§ Work required
Reproduce all of the lines below verbatim, omitting the picture from your output.

§ Items
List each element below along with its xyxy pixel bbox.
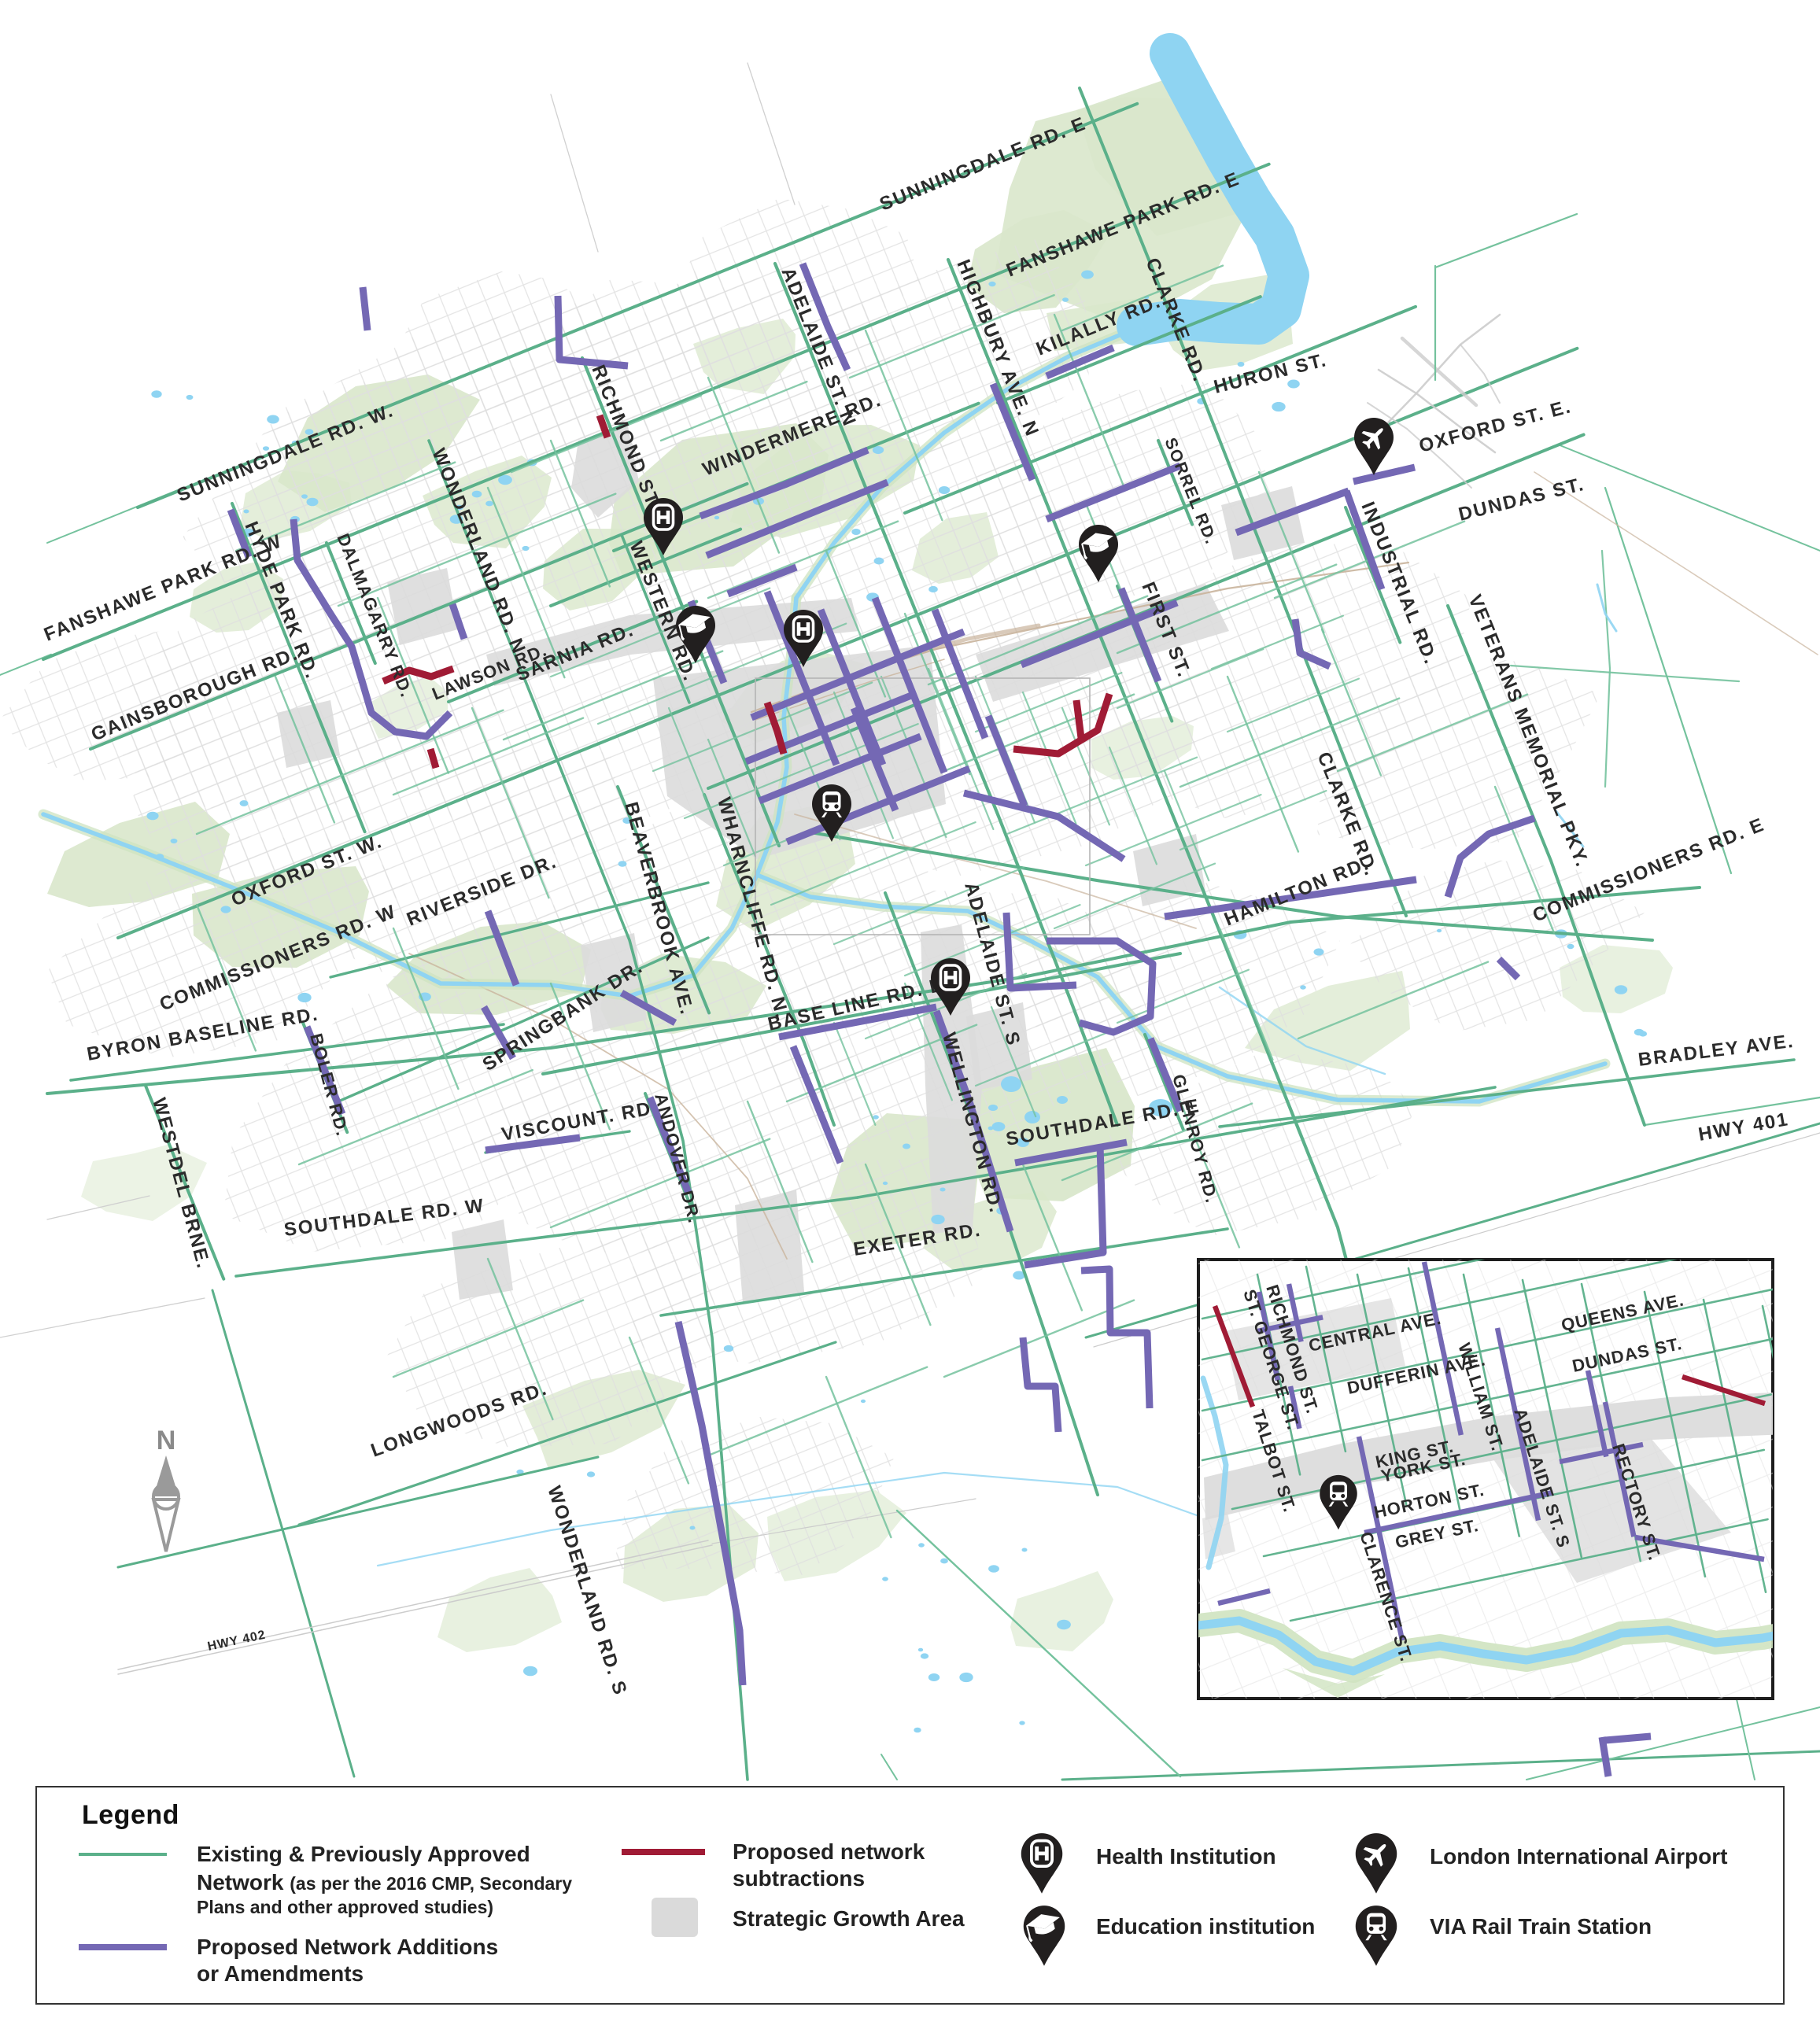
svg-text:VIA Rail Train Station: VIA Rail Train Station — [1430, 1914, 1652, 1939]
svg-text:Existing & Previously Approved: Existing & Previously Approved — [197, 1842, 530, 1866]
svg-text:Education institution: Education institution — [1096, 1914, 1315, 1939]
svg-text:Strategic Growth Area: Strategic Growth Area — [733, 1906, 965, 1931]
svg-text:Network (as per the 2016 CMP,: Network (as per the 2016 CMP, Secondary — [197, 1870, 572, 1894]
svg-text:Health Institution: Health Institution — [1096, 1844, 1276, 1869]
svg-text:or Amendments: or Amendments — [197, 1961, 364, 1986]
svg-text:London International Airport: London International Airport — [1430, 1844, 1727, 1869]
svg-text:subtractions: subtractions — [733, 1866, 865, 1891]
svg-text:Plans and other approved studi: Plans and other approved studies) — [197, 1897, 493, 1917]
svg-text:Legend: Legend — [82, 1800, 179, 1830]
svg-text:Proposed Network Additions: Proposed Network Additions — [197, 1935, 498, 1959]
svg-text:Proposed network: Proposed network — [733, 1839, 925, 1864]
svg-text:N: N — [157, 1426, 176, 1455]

§ Task solution
List each element below along with its xyxy pixel bbox.
svg-text:VIA Rail Train Station: VIA Rail Train Station — [1430, 1914, 1652, 1939]
svg-text:Existing & Previously Approved: Existing & Previously Approved — [197, 1842, 530, 1866]
svg-text:Education institution: Education institution — [1096, 1914, 1315, 1939]
svg-text:Strategic Growth Area: Strategic Growth Area — [733, 1906, 965, 1931]
svg-text:Network (as per the 2016 CMP,: Network (as per the 2016 CMP, Secondary — [197, 1870, 572, 1894]
svg-text:Health Institution: Health Institution — [1096, 1844, 1276, 1869]
svg-text:or Amendments: or Amendments — [197, 1961, 364, 1986]
svg-text:London International Airport: London International Airport — [1430, 1844, 1727, 1869]
svg-text:subtractions: subtractions — [733, 1866, 865, 1891]
svg-text:Plans and other approved studi: Plans and other approved studies) — [197, 1897, 493, 1917]
svg-text:Legend: Legend — [82, 1800, 179, 1830]
svg-text:Proposed Network Additions: Proposed Network Additions — [197, 1935, 498, 1959]
svg-text:Proposed network: Proposed network — [733, 1839, 925, 1864]
svg-text:N: N — [157, 1426, 176, 1455]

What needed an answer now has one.